• _WHAT YOU HAVE TO DO_
The answer is a single number: how many lines hold the string "global".

• _RECORDED INFORMATION_
───
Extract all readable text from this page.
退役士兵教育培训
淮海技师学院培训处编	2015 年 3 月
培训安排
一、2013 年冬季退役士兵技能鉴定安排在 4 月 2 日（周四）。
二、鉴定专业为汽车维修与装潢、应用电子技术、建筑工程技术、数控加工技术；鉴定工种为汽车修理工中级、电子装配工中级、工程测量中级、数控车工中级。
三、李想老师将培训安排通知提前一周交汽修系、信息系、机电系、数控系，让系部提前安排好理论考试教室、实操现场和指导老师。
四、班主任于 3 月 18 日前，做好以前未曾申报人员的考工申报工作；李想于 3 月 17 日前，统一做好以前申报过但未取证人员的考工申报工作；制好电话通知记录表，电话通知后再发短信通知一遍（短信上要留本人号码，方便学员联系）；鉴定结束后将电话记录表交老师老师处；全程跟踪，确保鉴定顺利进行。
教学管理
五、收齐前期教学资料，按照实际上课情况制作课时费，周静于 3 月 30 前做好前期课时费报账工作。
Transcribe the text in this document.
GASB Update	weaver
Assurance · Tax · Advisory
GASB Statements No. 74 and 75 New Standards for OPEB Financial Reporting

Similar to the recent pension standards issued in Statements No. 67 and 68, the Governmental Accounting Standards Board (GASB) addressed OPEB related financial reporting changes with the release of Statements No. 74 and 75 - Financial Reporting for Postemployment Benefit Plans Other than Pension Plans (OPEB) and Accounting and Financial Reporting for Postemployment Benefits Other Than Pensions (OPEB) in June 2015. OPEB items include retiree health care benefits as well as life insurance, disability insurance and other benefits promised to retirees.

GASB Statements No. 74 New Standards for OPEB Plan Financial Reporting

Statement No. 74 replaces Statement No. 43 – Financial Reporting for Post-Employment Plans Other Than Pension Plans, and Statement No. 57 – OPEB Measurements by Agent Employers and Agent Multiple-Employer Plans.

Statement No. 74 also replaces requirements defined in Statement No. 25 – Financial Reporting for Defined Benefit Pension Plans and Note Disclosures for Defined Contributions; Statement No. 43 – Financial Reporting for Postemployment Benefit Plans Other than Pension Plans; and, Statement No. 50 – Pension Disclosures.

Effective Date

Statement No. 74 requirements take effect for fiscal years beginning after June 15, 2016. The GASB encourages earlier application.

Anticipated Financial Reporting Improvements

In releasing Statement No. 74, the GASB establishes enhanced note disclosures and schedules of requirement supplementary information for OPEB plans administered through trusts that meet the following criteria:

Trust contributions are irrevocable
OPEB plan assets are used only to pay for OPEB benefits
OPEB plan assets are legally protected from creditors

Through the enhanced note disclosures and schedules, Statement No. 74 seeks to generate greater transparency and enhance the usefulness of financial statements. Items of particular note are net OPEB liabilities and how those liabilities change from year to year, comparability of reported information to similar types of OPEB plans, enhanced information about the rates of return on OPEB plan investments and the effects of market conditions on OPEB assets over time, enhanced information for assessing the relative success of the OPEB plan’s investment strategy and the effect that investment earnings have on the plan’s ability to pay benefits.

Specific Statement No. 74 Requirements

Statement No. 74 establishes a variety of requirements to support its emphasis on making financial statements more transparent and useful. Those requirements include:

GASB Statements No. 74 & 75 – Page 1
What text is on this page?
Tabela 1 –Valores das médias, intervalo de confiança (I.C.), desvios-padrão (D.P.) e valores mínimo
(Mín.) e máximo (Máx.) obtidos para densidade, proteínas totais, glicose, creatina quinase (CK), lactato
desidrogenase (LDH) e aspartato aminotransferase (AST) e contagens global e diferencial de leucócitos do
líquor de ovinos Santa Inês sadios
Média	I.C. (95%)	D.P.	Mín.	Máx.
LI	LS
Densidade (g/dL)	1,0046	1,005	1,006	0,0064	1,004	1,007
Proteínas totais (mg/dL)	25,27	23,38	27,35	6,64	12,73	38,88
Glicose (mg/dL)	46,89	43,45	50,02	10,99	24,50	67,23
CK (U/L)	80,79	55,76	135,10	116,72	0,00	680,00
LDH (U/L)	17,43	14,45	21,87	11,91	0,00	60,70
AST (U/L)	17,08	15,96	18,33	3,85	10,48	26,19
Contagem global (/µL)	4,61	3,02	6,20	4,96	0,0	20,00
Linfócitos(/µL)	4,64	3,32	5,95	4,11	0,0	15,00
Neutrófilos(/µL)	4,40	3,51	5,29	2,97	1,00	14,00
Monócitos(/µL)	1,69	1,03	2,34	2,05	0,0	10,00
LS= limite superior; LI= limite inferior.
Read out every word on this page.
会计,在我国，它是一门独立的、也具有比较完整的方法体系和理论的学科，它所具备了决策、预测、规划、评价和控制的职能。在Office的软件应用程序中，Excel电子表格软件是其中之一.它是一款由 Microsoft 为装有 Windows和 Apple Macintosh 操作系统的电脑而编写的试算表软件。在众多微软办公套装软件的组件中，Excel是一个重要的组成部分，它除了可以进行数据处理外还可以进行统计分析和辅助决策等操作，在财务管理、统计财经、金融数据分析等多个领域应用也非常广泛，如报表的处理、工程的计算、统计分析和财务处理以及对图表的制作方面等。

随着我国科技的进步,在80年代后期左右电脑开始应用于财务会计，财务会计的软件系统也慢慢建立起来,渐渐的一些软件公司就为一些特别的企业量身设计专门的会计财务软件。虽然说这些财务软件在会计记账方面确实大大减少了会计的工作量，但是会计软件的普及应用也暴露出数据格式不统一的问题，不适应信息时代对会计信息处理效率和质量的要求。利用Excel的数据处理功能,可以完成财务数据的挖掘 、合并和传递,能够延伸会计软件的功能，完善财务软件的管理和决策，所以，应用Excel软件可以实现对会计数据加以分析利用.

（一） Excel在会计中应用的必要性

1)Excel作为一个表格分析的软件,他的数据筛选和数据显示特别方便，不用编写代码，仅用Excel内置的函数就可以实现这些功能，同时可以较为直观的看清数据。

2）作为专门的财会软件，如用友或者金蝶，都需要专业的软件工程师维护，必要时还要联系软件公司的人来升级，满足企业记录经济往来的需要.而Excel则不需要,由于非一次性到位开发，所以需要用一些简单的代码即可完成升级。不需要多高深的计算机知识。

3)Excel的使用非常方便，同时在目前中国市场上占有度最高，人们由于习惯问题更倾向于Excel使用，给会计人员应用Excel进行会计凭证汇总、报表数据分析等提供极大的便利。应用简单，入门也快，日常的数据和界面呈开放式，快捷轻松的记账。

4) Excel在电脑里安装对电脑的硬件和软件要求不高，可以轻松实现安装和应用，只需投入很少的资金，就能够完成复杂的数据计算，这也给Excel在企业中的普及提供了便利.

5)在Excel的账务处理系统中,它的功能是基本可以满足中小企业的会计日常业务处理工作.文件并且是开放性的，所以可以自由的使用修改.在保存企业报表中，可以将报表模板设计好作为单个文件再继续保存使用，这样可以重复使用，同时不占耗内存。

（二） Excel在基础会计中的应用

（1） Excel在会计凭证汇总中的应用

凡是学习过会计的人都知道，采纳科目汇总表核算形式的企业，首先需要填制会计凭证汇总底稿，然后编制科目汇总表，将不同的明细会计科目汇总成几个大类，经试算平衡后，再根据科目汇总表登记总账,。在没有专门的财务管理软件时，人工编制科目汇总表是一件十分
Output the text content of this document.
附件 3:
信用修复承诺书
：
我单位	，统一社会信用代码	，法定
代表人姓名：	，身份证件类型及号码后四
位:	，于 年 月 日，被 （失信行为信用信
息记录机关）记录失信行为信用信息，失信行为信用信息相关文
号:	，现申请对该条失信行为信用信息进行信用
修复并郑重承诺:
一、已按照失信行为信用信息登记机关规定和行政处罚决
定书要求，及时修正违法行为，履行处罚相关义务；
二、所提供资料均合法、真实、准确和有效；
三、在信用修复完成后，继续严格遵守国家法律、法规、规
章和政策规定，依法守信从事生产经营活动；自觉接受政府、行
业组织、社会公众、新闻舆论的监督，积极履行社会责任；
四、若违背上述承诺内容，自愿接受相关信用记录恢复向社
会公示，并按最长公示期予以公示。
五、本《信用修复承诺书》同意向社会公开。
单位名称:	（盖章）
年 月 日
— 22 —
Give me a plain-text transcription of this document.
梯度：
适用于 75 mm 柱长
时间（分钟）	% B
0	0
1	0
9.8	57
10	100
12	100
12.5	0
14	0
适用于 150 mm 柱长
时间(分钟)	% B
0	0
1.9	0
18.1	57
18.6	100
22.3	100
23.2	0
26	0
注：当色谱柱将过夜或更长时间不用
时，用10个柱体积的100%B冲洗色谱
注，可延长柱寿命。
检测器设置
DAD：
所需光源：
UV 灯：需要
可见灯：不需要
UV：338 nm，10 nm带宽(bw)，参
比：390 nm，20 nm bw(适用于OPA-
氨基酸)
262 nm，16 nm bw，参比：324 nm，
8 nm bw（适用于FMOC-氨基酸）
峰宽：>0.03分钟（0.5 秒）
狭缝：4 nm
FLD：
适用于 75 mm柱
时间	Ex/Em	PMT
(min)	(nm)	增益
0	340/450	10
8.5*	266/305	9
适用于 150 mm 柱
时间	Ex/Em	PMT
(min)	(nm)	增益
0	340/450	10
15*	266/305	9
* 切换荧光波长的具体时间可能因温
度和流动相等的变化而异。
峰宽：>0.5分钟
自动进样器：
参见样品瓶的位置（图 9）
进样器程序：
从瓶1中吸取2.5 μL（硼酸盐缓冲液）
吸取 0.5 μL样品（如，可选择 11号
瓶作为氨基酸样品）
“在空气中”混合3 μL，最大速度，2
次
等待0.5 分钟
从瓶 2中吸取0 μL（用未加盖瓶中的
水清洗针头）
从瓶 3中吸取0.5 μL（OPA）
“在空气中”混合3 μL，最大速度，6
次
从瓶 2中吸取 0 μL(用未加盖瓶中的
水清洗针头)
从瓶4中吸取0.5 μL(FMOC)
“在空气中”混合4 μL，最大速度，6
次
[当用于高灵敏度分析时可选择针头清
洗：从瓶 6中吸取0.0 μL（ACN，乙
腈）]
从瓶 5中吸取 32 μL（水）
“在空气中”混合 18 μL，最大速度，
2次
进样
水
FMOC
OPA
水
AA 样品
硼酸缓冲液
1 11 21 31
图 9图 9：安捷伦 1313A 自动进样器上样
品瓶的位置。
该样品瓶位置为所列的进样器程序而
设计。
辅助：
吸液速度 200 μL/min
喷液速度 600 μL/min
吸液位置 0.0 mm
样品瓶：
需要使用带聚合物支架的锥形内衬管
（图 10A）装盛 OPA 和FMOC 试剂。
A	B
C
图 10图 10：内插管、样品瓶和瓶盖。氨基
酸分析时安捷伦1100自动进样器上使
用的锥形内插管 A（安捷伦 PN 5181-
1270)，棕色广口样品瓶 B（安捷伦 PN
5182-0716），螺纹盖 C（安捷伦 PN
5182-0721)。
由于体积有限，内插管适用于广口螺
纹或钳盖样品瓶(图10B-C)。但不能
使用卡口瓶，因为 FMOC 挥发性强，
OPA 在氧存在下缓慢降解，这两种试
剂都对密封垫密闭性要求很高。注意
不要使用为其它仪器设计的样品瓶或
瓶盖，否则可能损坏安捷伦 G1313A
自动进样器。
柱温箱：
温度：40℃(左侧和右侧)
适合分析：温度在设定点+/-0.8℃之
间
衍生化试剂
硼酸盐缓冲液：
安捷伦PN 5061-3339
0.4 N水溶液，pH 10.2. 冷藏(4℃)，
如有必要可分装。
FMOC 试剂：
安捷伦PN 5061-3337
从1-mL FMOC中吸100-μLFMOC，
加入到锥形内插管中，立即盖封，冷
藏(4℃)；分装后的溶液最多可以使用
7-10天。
───
• _FINISHED EXERCISE_
2